Would you pull out every line of the material that contains the string "relative"?
═════ Exercise input ═════
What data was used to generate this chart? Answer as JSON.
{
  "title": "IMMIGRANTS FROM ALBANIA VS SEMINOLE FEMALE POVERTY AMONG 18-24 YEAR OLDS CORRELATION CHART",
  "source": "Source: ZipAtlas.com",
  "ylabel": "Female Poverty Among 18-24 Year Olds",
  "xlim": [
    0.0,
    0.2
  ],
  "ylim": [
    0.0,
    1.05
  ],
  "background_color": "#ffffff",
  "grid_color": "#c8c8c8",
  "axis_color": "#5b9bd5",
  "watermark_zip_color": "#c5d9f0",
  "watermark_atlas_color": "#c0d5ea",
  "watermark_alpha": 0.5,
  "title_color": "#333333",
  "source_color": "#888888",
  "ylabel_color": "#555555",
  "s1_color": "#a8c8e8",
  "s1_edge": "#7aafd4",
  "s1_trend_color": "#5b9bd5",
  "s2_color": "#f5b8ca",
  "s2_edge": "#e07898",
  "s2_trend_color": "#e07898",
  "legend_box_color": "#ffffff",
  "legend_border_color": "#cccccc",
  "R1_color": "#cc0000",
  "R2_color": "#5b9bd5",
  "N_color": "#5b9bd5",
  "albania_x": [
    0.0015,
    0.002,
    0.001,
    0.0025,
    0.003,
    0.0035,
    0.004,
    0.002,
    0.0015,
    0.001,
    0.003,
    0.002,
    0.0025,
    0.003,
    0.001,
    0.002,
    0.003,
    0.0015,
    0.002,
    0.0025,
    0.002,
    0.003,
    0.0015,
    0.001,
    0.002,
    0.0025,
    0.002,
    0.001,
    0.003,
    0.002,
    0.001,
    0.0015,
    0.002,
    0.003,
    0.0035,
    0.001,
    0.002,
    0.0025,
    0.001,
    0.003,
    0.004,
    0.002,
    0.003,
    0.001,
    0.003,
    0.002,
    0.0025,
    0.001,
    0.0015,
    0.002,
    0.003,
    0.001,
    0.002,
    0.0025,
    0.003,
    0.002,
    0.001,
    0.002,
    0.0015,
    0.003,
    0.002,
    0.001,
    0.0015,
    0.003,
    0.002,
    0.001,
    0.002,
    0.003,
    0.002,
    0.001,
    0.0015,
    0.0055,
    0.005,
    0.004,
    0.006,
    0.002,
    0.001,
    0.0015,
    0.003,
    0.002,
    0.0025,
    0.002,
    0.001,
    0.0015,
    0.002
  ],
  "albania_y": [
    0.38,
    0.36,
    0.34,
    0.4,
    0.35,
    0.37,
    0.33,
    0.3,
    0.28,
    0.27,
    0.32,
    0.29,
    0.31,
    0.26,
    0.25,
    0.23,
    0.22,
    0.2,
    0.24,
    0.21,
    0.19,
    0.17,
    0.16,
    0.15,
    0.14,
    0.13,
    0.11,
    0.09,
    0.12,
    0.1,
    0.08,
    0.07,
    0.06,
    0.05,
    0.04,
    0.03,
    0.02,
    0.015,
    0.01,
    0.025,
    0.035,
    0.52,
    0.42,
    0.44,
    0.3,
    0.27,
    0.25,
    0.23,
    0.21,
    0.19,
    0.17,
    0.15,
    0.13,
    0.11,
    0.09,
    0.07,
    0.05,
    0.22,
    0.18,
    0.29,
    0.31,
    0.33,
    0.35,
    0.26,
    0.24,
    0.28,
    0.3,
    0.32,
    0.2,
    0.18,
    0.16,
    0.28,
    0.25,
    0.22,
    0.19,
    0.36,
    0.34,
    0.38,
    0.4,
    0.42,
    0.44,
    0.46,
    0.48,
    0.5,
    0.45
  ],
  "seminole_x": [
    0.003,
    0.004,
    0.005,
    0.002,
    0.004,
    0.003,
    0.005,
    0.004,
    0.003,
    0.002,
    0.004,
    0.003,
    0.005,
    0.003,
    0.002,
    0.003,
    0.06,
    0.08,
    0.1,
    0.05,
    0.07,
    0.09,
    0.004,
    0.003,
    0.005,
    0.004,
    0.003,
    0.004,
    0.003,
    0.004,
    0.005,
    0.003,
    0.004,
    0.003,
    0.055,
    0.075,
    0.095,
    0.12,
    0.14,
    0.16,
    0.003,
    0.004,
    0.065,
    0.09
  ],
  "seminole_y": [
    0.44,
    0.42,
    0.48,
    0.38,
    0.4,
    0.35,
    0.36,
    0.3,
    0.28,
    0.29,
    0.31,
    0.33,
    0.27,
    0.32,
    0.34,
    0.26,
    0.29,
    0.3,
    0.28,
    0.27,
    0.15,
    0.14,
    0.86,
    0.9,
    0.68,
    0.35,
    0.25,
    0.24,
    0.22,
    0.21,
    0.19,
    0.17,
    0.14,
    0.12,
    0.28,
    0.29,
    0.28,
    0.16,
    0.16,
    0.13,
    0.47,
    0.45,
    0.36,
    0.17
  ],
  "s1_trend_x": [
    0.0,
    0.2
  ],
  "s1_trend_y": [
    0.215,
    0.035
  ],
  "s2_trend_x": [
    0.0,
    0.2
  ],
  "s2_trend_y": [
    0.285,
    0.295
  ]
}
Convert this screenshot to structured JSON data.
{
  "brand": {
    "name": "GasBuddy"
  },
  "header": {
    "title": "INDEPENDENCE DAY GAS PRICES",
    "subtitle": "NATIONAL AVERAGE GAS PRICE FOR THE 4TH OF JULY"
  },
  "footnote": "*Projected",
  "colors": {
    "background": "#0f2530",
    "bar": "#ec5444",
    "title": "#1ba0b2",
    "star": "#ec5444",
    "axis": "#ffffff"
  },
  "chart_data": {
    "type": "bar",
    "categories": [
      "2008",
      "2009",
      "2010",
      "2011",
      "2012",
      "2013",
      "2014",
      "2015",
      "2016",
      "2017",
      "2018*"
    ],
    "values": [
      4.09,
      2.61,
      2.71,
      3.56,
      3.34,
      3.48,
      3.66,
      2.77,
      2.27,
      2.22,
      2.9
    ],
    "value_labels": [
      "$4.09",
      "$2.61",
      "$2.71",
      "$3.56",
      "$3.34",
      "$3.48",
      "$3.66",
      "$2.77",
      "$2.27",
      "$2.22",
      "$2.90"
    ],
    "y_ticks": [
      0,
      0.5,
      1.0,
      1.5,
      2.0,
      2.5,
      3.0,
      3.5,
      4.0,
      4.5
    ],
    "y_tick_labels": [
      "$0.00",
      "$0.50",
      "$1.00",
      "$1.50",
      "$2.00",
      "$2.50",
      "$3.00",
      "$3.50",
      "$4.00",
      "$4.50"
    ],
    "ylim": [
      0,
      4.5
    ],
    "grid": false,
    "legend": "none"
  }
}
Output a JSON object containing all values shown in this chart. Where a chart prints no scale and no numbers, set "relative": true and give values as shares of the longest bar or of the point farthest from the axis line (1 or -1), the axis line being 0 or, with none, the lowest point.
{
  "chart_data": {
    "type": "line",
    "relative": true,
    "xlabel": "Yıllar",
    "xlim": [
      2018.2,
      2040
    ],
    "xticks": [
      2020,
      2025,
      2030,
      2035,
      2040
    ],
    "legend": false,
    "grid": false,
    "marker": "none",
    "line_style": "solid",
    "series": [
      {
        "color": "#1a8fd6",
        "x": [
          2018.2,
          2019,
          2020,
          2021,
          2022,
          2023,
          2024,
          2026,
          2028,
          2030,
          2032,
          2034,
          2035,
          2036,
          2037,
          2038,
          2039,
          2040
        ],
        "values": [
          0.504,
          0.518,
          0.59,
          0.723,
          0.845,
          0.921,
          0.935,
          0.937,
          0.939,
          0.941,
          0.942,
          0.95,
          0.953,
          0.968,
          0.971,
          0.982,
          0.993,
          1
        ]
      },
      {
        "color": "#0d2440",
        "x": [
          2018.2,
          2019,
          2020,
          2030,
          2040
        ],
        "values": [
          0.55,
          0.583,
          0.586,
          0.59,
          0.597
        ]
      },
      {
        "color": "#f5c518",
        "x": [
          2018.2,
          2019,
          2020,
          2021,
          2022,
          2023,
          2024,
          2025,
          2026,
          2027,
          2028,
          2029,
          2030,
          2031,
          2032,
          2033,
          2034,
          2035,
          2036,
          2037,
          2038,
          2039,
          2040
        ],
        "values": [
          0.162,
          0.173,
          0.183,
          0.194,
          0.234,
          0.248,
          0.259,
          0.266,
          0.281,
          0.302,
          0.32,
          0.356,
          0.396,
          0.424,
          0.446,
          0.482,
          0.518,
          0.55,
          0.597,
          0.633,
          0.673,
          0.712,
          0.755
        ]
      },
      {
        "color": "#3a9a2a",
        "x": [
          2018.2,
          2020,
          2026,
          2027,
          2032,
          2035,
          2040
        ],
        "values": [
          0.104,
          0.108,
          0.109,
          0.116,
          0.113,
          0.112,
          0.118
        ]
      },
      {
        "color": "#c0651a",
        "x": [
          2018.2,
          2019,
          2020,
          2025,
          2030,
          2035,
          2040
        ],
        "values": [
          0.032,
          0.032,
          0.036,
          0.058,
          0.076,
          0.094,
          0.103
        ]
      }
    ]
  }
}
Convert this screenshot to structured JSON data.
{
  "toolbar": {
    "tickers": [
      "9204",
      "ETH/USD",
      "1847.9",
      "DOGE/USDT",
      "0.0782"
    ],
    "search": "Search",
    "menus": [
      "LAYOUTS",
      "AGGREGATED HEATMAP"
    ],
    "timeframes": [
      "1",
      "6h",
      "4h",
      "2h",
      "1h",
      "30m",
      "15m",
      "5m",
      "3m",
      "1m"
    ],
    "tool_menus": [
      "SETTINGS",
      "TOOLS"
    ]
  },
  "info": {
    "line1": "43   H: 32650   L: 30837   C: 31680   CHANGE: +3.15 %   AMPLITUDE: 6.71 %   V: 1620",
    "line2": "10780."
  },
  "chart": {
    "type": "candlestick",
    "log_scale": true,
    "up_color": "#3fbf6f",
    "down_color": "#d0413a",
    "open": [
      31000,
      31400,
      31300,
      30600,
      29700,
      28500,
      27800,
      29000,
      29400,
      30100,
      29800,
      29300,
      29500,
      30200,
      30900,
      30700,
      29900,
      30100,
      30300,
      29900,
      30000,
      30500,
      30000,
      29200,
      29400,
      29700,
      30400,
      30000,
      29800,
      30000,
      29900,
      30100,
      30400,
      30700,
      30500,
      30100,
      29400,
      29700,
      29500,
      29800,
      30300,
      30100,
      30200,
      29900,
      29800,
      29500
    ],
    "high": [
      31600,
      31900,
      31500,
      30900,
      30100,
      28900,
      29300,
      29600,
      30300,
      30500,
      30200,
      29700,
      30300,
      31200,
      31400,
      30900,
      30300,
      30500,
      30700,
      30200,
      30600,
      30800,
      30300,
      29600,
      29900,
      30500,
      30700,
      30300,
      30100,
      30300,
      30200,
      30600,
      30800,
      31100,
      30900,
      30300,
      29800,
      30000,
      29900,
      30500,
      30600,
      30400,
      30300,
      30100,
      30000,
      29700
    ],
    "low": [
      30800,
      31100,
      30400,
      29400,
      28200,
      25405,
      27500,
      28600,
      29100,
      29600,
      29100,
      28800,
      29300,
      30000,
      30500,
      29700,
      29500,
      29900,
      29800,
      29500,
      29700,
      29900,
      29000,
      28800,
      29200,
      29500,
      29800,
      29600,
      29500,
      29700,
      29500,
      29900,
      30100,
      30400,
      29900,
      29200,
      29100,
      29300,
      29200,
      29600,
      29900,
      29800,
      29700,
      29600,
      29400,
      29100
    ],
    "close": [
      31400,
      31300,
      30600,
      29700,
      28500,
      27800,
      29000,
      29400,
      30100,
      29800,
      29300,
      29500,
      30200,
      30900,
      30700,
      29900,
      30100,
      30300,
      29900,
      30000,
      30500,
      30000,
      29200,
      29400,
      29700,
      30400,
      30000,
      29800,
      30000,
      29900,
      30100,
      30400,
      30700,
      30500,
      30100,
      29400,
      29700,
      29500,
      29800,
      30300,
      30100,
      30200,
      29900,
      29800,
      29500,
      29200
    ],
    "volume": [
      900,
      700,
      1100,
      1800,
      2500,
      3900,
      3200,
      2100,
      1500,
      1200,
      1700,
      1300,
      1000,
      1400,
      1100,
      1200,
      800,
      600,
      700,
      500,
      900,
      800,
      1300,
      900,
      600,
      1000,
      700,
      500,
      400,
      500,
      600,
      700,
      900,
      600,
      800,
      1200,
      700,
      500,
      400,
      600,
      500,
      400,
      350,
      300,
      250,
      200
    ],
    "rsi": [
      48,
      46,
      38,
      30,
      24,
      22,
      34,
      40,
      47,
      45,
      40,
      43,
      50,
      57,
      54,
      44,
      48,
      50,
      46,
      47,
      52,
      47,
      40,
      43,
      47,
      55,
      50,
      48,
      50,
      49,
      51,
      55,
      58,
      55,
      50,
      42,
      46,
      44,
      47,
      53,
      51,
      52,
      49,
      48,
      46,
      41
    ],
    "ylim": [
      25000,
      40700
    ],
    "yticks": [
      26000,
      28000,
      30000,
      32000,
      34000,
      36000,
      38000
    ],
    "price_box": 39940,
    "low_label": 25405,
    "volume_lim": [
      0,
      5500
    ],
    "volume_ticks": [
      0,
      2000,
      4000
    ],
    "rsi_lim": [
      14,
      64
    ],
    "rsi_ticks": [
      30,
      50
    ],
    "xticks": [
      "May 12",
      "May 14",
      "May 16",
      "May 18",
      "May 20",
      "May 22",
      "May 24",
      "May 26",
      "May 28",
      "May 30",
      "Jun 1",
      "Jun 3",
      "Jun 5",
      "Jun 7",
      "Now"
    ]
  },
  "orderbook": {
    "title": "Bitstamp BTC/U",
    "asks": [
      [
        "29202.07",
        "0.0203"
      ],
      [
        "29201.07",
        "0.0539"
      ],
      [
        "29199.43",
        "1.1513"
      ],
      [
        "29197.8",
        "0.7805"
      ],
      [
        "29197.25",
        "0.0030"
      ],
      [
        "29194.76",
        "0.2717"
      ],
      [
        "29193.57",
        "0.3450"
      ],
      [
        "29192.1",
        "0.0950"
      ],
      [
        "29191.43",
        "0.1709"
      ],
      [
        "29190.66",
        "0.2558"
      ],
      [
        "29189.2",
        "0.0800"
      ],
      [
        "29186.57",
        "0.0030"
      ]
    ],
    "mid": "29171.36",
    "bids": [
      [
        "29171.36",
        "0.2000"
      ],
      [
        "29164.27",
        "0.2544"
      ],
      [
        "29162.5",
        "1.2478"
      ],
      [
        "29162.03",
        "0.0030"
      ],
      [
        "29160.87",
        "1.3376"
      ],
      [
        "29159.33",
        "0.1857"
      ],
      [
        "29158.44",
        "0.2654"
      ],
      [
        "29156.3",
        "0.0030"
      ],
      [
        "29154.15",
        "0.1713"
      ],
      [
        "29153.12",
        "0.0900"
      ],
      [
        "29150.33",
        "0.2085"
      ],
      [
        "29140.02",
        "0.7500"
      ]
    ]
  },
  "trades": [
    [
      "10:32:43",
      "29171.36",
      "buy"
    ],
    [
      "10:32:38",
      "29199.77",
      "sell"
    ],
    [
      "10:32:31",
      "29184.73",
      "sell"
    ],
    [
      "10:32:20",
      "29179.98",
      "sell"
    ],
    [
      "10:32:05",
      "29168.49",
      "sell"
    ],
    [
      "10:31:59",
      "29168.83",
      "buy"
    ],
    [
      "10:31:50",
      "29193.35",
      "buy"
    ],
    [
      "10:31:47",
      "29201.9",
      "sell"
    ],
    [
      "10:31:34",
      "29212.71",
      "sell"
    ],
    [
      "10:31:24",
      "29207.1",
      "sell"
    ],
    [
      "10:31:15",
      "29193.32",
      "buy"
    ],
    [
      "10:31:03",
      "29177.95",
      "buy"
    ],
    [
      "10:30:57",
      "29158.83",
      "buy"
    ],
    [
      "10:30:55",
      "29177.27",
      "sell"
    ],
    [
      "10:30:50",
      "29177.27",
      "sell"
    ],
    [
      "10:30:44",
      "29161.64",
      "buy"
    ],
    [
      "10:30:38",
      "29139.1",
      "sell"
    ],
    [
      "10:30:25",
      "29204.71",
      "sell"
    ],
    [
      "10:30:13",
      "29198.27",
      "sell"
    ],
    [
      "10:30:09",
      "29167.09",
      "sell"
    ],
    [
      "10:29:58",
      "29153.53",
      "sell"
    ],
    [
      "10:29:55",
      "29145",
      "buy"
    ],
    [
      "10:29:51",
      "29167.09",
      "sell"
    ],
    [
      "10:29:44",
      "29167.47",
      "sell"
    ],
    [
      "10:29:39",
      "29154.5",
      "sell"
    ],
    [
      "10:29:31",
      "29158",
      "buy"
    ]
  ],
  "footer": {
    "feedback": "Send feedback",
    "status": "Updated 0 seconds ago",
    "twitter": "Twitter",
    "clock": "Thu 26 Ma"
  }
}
═════
[Final result]:
Output a JSON object containing all values shown in this chart. Where a chart prints no scale and no numbers, set "relative": true and give values as shares of the longest bar or of the point farthest from the axis line (1 or -1), the axis line being 0 or, with none, the lowest point.
    "relative": true,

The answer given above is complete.